EXERCISE TASK ::
Determine how many lines contain the string "strongly". Respond with that number and nothing more.

[START DATA SUPPLIED]

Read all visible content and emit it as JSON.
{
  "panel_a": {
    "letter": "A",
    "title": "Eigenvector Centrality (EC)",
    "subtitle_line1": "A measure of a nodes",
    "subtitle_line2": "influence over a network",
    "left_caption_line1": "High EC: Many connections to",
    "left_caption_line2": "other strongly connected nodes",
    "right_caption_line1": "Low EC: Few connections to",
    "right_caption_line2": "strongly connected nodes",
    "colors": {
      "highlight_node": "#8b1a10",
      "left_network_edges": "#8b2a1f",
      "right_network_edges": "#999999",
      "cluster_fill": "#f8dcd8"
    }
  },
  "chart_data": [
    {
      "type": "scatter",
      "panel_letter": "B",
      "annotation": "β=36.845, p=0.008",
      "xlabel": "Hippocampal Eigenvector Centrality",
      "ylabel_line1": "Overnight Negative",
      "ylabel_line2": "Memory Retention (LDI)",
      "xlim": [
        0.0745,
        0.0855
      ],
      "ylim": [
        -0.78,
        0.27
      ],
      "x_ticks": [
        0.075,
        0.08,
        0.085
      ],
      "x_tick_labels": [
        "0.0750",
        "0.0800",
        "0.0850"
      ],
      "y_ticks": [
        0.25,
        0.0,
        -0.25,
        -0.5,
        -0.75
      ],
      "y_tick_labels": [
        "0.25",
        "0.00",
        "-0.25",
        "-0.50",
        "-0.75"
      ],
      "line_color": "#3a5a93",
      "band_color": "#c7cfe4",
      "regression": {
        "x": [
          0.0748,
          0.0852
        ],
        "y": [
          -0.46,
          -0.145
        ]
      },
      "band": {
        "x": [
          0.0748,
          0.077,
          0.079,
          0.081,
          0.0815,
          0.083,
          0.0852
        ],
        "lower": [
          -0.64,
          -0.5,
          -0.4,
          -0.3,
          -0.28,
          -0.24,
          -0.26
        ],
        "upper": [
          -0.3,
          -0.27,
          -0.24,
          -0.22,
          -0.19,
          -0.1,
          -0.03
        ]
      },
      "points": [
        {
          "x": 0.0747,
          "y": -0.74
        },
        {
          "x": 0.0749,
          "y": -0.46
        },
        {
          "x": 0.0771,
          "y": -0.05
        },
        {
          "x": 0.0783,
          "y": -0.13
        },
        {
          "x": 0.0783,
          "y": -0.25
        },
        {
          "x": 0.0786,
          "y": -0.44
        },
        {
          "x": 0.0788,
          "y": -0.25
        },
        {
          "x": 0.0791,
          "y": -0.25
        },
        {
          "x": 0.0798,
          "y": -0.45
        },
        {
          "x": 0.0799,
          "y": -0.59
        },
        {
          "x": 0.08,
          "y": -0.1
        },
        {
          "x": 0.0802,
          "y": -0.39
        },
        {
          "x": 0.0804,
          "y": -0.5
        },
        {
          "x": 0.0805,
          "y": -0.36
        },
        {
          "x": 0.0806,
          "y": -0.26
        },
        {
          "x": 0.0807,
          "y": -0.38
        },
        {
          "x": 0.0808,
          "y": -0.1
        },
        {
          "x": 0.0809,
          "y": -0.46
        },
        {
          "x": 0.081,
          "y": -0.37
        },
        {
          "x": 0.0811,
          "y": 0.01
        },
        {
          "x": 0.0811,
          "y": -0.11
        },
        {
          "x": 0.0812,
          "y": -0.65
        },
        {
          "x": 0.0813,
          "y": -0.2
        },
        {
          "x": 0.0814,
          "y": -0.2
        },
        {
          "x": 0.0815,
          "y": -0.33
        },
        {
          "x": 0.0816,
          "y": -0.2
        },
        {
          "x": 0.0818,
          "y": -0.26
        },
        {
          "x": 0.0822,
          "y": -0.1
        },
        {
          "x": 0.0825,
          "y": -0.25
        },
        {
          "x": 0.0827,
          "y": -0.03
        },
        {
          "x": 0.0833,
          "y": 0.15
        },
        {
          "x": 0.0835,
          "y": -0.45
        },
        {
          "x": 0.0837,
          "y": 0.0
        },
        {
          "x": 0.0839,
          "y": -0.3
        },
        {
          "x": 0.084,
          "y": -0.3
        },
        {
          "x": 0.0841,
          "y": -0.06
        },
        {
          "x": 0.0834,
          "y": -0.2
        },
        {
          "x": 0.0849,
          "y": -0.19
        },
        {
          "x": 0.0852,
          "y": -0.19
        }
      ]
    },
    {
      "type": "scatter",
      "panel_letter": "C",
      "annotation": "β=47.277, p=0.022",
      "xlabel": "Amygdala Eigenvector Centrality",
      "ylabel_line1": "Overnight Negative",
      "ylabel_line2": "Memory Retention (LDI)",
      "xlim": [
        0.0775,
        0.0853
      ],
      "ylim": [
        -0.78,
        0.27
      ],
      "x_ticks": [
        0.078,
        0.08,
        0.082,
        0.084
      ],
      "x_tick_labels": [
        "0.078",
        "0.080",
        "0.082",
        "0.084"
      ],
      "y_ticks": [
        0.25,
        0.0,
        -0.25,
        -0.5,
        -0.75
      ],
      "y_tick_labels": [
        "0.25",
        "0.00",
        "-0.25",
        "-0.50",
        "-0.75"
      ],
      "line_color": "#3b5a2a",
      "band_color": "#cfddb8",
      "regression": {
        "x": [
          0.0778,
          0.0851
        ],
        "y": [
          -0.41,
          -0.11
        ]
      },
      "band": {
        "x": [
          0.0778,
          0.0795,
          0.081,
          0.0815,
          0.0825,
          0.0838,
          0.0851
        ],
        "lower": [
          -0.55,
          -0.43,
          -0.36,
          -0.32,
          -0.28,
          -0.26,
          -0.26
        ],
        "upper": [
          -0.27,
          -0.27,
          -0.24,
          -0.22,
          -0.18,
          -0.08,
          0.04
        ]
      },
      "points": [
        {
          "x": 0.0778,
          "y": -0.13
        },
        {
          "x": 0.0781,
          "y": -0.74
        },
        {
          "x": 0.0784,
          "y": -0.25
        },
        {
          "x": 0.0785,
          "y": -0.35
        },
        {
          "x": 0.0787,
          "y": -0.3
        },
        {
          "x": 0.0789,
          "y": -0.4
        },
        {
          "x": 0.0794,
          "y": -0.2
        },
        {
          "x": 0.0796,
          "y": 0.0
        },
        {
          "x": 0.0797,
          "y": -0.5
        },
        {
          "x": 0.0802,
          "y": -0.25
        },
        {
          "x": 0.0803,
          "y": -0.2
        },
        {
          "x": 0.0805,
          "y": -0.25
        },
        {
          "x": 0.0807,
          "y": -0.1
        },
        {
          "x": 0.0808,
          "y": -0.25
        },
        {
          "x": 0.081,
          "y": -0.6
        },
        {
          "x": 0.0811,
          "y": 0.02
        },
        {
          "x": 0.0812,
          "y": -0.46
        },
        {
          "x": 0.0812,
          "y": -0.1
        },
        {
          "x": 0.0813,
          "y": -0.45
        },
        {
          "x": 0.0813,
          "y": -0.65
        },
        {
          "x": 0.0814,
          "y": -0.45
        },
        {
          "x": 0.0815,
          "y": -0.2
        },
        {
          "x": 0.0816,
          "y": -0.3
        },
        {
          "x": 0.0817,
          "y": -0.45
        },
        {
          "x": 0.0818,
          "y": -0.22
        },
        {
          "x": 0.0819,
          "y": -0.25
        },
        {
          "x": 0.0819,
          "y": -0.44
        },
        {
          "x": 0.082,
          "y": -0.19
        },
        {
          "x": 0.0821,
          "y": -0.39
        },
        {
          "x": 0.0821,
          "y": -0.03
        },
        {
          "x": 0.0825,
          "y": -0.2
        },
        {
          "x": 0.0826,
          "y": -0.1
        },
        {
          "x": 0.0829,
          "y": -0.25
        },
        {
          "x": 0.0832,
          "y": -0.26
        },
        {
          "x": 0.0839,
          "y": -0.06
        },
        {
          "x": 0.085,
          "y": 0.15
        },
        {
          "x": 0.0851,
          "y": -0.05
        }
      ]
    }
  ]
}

[END DATA SUPPLIED]

RESPONSE TO THE TASK ::
2